Extracted records:
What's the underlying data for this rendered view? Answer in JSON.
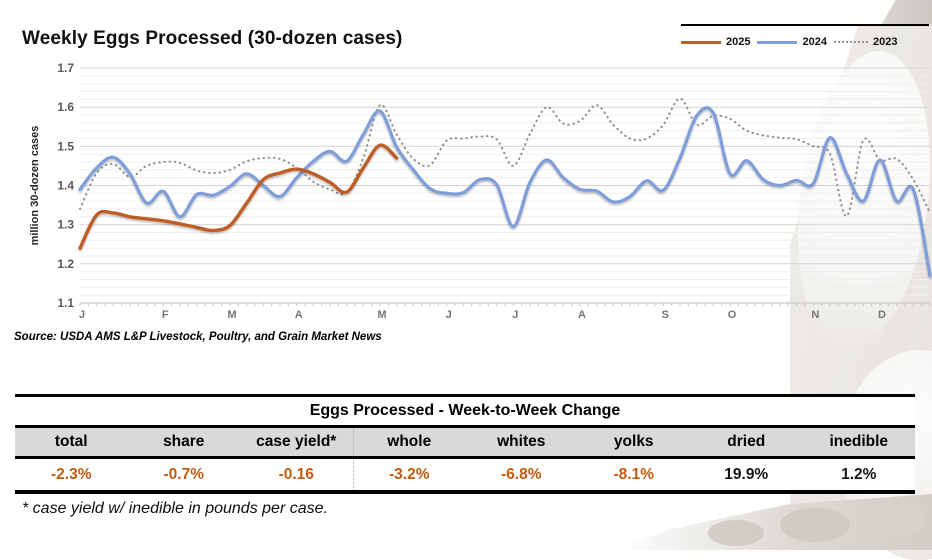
{
  "chart": {
    "title": "Weekly Eggs Processed (30-dozen cases)",
    "y_axis_title": "million 30-dozen cases",
    "y_tick_labels": [
      "1.7",
      "1.6",
      "1.5",
      "1.4",
      "1.3",
      "1.2",
      "1.1"
    ],
    "source": "Source: USDA AMS L&P Livestock, Poultry, and Grain Market News"
  },
  "chart_data": {
    "type": "line",
    "title": "Weekly Eggs Processed (30-dozen cases)",
    "xlabel": "",
    "ylabel": "million 30-dozen cases",
    "ylim": [
      1.1,
      1.7
    ],
    "y_tick_step": 0.1,
    "grid": "horizontal, minor every 0.02, major every 0.1",
    "legend_position": "top-right",
    "x_unit": "weeks (Jan–Dec)",
    "month_labels": [
      "J",
      "F",
      "M",
      "A",
      "M",
      "J",
      "J",
      "A",
      "S",
      "O",
      "N",
      "D"
    ],
    "month_label_weeks": [
      1,
      6,
      10,
      14,
      19,
      23,
      27,
      31,
      36,
      40,
      45,
      49
    ],
    "series": [
      {
        "name": "2025",
        "color": "#BE5D28",
        "dash": "solid",
        "width": 3.4,
        "values": [
          1.24,
          1.325,
          1.33,
          1.32,
          1.315,
          1.31,
          1.302,
          1.293,
          1.285,
          1.298,
          1.355,
          1.415,
          1.432,
          1.442,
          1.43,
          1.408,
          1.383,
          1.445,
          1.503,
          1.47
        ]
      },
      {
        "name": "2024",
        "color": "#7F9ED9",
        "dash": "solid",
        "width": 3.2,
        "values": [
          1.39,
          1.445,
          1.472,
          1.43,
          1.355,
          1.385,
          1.32,
          1.377,
          1.375,
          1.398,
          1.43,
          1.4,
          1.372,
          1.42,
          1.462,
          1.487,
          1.462,
          1.53,
          1.59,
          1.498,
          1.44,
          1.392,
          1.38,
          1.382,
          1.415,
          1.402,
          1.295,
          1.408,
          1.465,
          1.42,
          1.39,
          1.386,
          1.358,
          1.372,
          1.412,
          1.388,
          1.47,
          1.578,
          1.585,
          1.43,
          1.463,
          1.415,
          1.4,
          1.413,
          1.405,
          1.522,
          1.43,
          1.36,
          1.465,
          1.36,
          1.39,
          1.17
        ]
      },
      {
        "name": "2023",
        "color": "#8f8f8f",
        "dash": "dotted",
        "width": 2,
        "values": [
          1.34,
          1.432,
          1.455,
          1.422,
          1.45,
          1.46,
          1.458,
          1.438,
          1.432,
          1.44,
          1.462,
          1.47,
          1.468,
          1.445,
          1.41,
          1.39,
          1.382,
          1.47,
          1.605,
          1.53,
          1.468,
          1.452,
          1.515,
          1.52,
          1.525,
          1.518,
          1.45,
          1.532,
          1.6,
          1.558,
          1.565,
          1.605,
          1.555,
          1.52,
          1.52,
          1.555,
          1.622,
          1.555,
          1.578,
          1.57,
          1.54,
          1.528,
          1.522,
          1.518,
          1.5,
          1.48,
          1.322,
          1.515,
          1.465,
          1.468,
          1.415,
          1.33
        ]
      }
    ]
  },
  "table": {
    "title": "Eggs Processed - Week-to-Week Change",
    "columns": [
      "total",
      "share",
      "case yield*",
      "whole",
      "whites",
      "yolks",
      "dried",
      "inedible"
    ],
    "values": [
      "-2.3%",
      "-0.7%",
      "-0.16",
      "-3.2%",
      "-6.8%",
      "-8.1%",
      "19.9%",
      "1.2%"
    ],
    "value_colors": [
      "#C55A11",
      "#C55A11",
      "#C55A11",
      "#C55A11",
      "#C55A11",
      "#C55A11",
      "#141414",
      "#141414"
    ],
    "separator_after_column": 3,
    "footnote": "* case yield w/ inedible in pounds per case."
  }
}
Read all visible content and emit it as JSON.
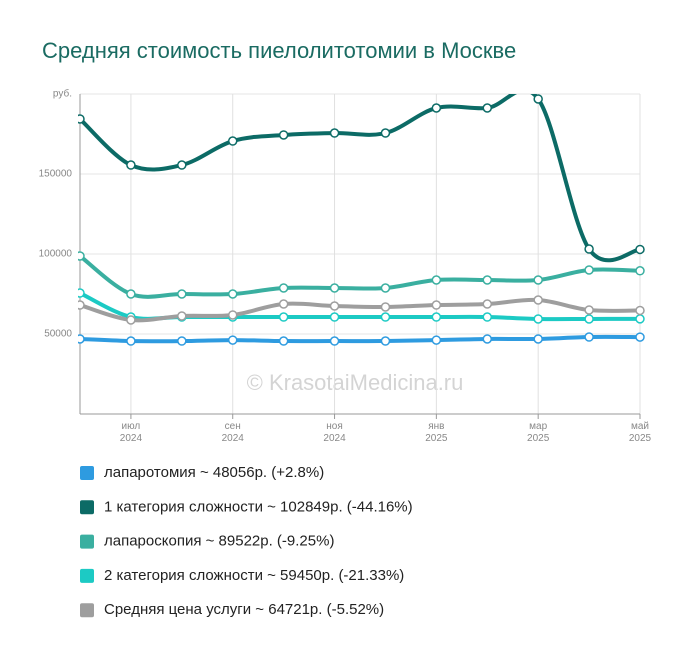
{
  "chart_data": {
    "type": "line",
    "title": "Средняя стоимость пиелолитотомии в Москве",
    "watermark": "© KrasotaiMedicina.ru",
    "categories": [
      null,
      "июл 2024",
      null,
      "сен 2024",
      null,
      "ноя 2024",
      null,
      "янв 2025",
      null,
      "мар 2025",
      null,
      "май 2025"
    ],
    "ylim": [
      0,
      200000
    ],
    "yticks": [
      50000,
      100000,
      150000,
      {
        "value": 200000,
        "label": "руб."
      }
    ],
    "grid": true,
    "series": [
      {
        "name": "лапаротомия ~ 48056р. (+2.8%)",
        "color": "#2e9be0",
        "values": [
          46900,
          45600,
          45600,
          46200,
          45600,
          45600,
          45600,
          46200,
          46900,
          46900,
          48100,
          48056
        ]
      },
      {
        "name": "1 категория сложности ~ 102849р. (-44.16%)",
        "color": "#0c6b66",
        "values": [
          184400,
          155600,
          155600,
          170600,
          174400,
          175600,
          175600,
          191250,
          191250,
          196900,
          103100,
          102849
        ]
      },
      {
        "name": "лапароскопия ~ 89522р. (-9.25%)",
        "color": "#3aafa0",
        "values": [
          98750,
          75000,
          75000,
          75000,
          78750,
          78750,
          78750,
          83750,
          83750,
          83750,
          90000,
          89522
        ]
      },
      {
        "name": "2 категория сложности ~ 59450р. (-21.33%)",
        "color": "#1ccac4",
        "values": [
          75600,
          60600,
          60600,
          60600,
          60600,
          60600,
          60600,
          60600,
          60600,
          59400,
          59400,
          59450
        ]
      },
      {
        "name": "Средняя цена услуги ~ 64721р. (-5.52%)",
        "color": "#9e9e9e",
        "values": [
          68100,
          58750,
          61250,
          61900,
          68750,
          67500,
          66900,
          68100,
          68750,
          71250,
          65000,
          64721
        ]
      }
    ]
  }
}
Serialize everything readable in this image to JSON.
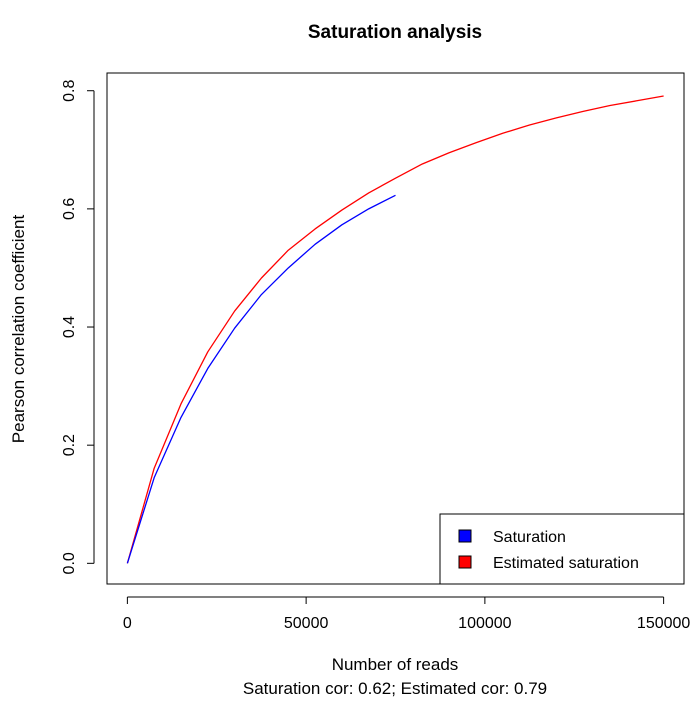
{
  "chart_data": {
    "type": "line",
    "title": "Saturation analysis",
    "xlabel": "Number of reads",
    "subtitle": "Saturation cor: 0.62; Estimated cor: 0.79",
    "ylabel": "Pearson correlation coefficient",
    "xlim": [
      -5700,
      155700
    ],
    "ylim": [
      -0.035,
      0.83
    ],
    "xticks": [
      0,
      50000,
      100000,
      150000
    ],
    "xtick_labels": [
      "0",
      "50000",
      "100000",
      "150000"
    ],
    "yticks": [
      0.0,
      0.2,
      0.4,
      0.6,
      0.8
    ],
    "ytick_labels": [
      "0.0",
      "0.2",
      "0.4",
      "0.6",
      "0.8"
    ],
    "grid": false,
    "legend_position": "bottom-right",
    "series": [
      {
        "name": "Saturation",
        "color": "#0000ff",
        "x": [
          0,
          7500,
          15000,
          22500,
          30000,
          37500,
          45000,
          52500,
          60000,
          67500,
          75000
        ],
        "y": [
          0.0,
          0.145,
          0.247,
          0.33,
          0.398,
          0.455,
          0.5,
          0.54,
          0.573,
          0.6,
          0.623
        ]
      },
      {
        "name": "Estimated saturation",
        "color": "#ff0000",
        "x": [
          0,
          7500,
          15000,
          22500,
          30000,
          37500,
          45000,
          52500,
          60000,
          67500,
          75000,
          82500,
          90000,
          97500,
          105000,
          112500,
          120000,
          127500,
          135000,
          142500,
          150000
        ],
        "y": [
          0.0,
          0.161,
          0.27,
          0.358,
          0.427,
          0.483,
          0.53,
          0.566,
          0.598,
          0.627,
          0.652,
          0.676,
          0.695,
          0.712,
          0.728,
          0.742,
          0.754,
          0.765,
          0.775,
          0.783,
          0.791
        ]
      }
    ]
  }
}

### Task goal
Without the pictures, retype the whole of the material above exactly.

### Finished answer
What's the underlying data for this rendered view? Answer in JSON.
{
  "chart": {
    "title": "Weekly Eggs Processed (30-dozen cases)",
    "y_axis_title": "million 30-dozen cases",
    "y_tick_labels": [
      "1.7",
      "1.6",
      "1.5",
      "1.4",
      "1.3",
      "1.2",
      "1.1"
    ],
    "source": "Source: USDA AMS L&P Livestock, Poultry, and Grain Market News"
  },
  "chart_data": {
    "type": "line",
    "title": "Weekly Eggs Processed (30-dozen cases)",
    "xlabel": "",
    "ylabel": "million 30-dozen cases",
    "ylim": [
      1.1,
      1.7
    ],
    "y_tick_step": 0.1,
    "grid": "horizontal, minor every 0.02, major every 0.1",
    "legend_position": "top-right",
    "x_unit": "weeks (Jan–Dec)",
    "month_labels": [
      "J",
      "F",
      "M",
      "A",
      "M",
      "J",
      "J",
      "A",
      "S",
      "O",
      "N",
      "D"
    ],
    "month_label_weeks": [
      1,
      6,
      10,
      14,
      19,
      23,
      27,
      31,
      36,
      40,
      45,
      49
    ],
    "series": [
      {
        "name": "2025",
        "color": "#BE5D28",
        "dash": "solid",
        "width": 3.4,
        "values": [
          1.24,
          1.325,
          1.33,
          1.32,
          1.315,
          1.31,
          1.302,
          1.293,
          1.285,
          1.298,
          1.355,
          1.415,
          1.432,
          1.442,
          1.43,
          1.408,
          1.383,
          1.445,
          1.503,
          1.47
        ]
      },
      {
        "name": "2024",
        "color": "#7F9ED9",
        "dash": "solid",
        "width": 3.2,
        "values": [
          1.39,
          1.445,
          1.472,
          1.43,
          1.355,
          1.385,
          1.32,
          1.377,
          1.375,
          1.398,
          1.43,
          1.4,
          1.372,
          1.42,
          1.462,
          1.487,
          1.462,
          1.53,
          1.59,
          1.498,
          1.44,
          1.392,
          1.38,
          1.382,
          1.415,
          1.402,
          1.295,
          1.408,
          1.465,
          1.42,
          1.39,
          1.386,
          1.358,
          1.372,
          1.412,
          1.388,
          1.47,
          1.578,
          1.585,
          1.43,
          1.463,
          1.415,
          1.4,
          1.413,
          1.405,
          1.522,
          1.43,
          1.36,
          1.465,
          1.36,
          1.39,
          1.17
        ]
      },
      {
        "name": "2023",
        "color": "#8f8f8f",
        "dash": "dotted",
        "width": 2,
        "values": [
          1.34,
          1.432,
          1.455,
          1.422,
          1.45,
          1.46,
          1.458,
          1.438,
          1.432,
          1.44,
          1.462,
          1.47,
          1.468,
          1.445,
          1.41,
          1.39,
          1.382,
          1.47,
          1.605,
          1.53,
          1.468,
          1.452,
          1.515,
          1.52,
          1.525,
          1.518,
          1.45,
          1.532,
          1.6,
          1.558,
          1.565,
          1.605,
          1.555,
          1.52,
          1.52,
          1.555,
          1.622,
          1.555,
          1.578,
          1.57,
          1.54,
          1.528,
          1.522,
          1.518,
          1.5,
          1.48,
          1.322,
          1.515,
          1.465,
          1.468,
          1.415,
          1.33
        ]
      }
    ]
  },
  "table": {
    "title": "Eggs Processed - Week-to-Week Change",
    "columns": [
      "total",
      "share",
      "case yield*",
      "whole",
      "whites",
      "yolks",
      "dried",
      "inedible"
    ],
    "values": [
      "-2.3%",
      "-0.7%",
      "-0.16",
      "-3.2%",
      "-6.8%",
      "-8.1%",
      "19.9%",
      "1.2%"
    ],
    "value_colors": [
      "#C55A11",
      "#C55A11",
      "#C55A11",
      "#C55A11",
      "#C55A11",
      "#C55A11",
      "#141414",
      "#141414"
    ],
    "separator_after_column": 3,
    "footnote": "* case yield w/ inedible in pounds per case."
  }
}
Read all visible content and emit it as JSON.
{
  "chart_data": {
    "type": "line",
    "title": "Средняя стоимость пиелолитотомии в Москве",
    "watermark": "© KrasotaiMedicina.ru",
    "categories": [
      null,
      "июл 2024",
      null,
      "сен 2024",
      null,
      "ноя 2024",
      null,
      "янв 2025",
      null,
      "мар 2025",
      null,
      "май 2025"
    ],
    "ylim": [
      0,
      200000
    ],
    "yticks": [
      50000,
      100000,
      150000,
      {
        "value": 200000,
        "label": "руб."
      }
    ],
    "grid": true,
    "series": [
      {
        "name": "лапаротомия ~ 48056р. (+2.8%)",
        "color": "#2e9be0",
        "values": [
          46900,
          45600,
          45600,
          46200,
          45600,
          45600,
          45600,
          46200,
          46900,
          46900,
          48100,
          48056
        ]
      },
      {
        "name": "1 категория сложности ~ 102849р. (-44.16%)",
        "color": "#0c6b66",
        "values": [
          184400,
          155600,
          155600,
          170600,
          174400,
          175600,
          175600,
          191250,
          191250,
          196900,
          103100,
          102849
        ]
      },
      {
        "name": "лапароскопия ~ 89522р. (-9.25%)",
        "color": "#3aafa0",
        "values": [
          98750,
          75000,
          75000,
          75000,
          78750,
          78750,
          78750,
          83750,
          83750,
          83750,
          90000,
          89522
        ]
      },
      {
        "name": "2 категория сложности ~ 59450р. (-21.33%)",
        "color": "#1ccac4",
        "values": [
          75600,
          60600,
          60600,
          60600,
          60600,
          60600,
          60600,
          60600,
          60600,
          59400,
          59400,
          59450
        ]
      },
      {
        "name": "Средняя цена услуги ~ 64721р. (-5.52%)",
        "color": "#9e9e9e",
        "values": [
          68100,
          58750,
          61250,
          61900,
          68750,
          67500,
          66900,
          68100,
          68750,
          71250,
          65000,
          64721
        ]
      }
    ]
  }
}
Serialize everything readable in this image to JSON.
{
  "chart_data": {
    "type": "line",
    "title": "Saturation analysis",
    "xlabel": "Number of reads",
    "subtitle": "Saturation cor: 0.62; Estimated cor: 0.79",
    "ylabel": "Pearson correlation coefficient",
    "xlim": [
      -5700,
      155700
    ],
    "ylim": [
      -0.035,
      0.83
    ],
    "xticks": [
      0,
      50000,
      100000,
      150000
    ],
    "xtick_labels": [
      "0",
      "50000",
      "100000",
      "150000"
    ],
    "yticks": [
      0.0,
      0.2,
      0.4,
      0.6,
      0.8
    ],
    "ytick_labels": [
      "0.0",
      "0.2",
      "0.4",
      "0.6",
      "0.8"
    ],
    "grid": false,
    "legend_position": "bottom-right",
    "series": [
      {
        "name": "Saturation",
        "color": "#0000ff",
        "x": [
          0,
          7500,
          15000,
          22500,
          30000,
          37500,
          45000,
          52500,
          60000,
          67500,
          75000
        ],
        "y": [
          0.0,
          0.145,
          0.247,
          0.33,
          0.398,
          0.455,
          0.5,
          0.54,
          0.573,
          0.6,
          0.623
        ]
      },
      {
        "name": "Estimated saturation",
        "color": "#ff0000",
        "x": [
          0,
          7500,
          15000,
          22500,
          30000,
          37500,
          45000,
          52500,
          60000,
          67500,
          75000,
          82500,
          90000,
          97500,
          105000,
          112500,
          120000,
          127500,
          135000,
          142500,
          150000
        ],
        "y": [
          0.0,
          0.161,
          0.27,
          0.358,
          0.427,
          0.483,
          0.53,
          0.566,
          0.598,
          0.627,
          0.652,
          0.676,
          0.695,
          0.712,
          0.728,
          0.742,
          0.754,
          0.765,
          0.775,
          0.783,
          0.791
        ]
      }
    ]
  }
}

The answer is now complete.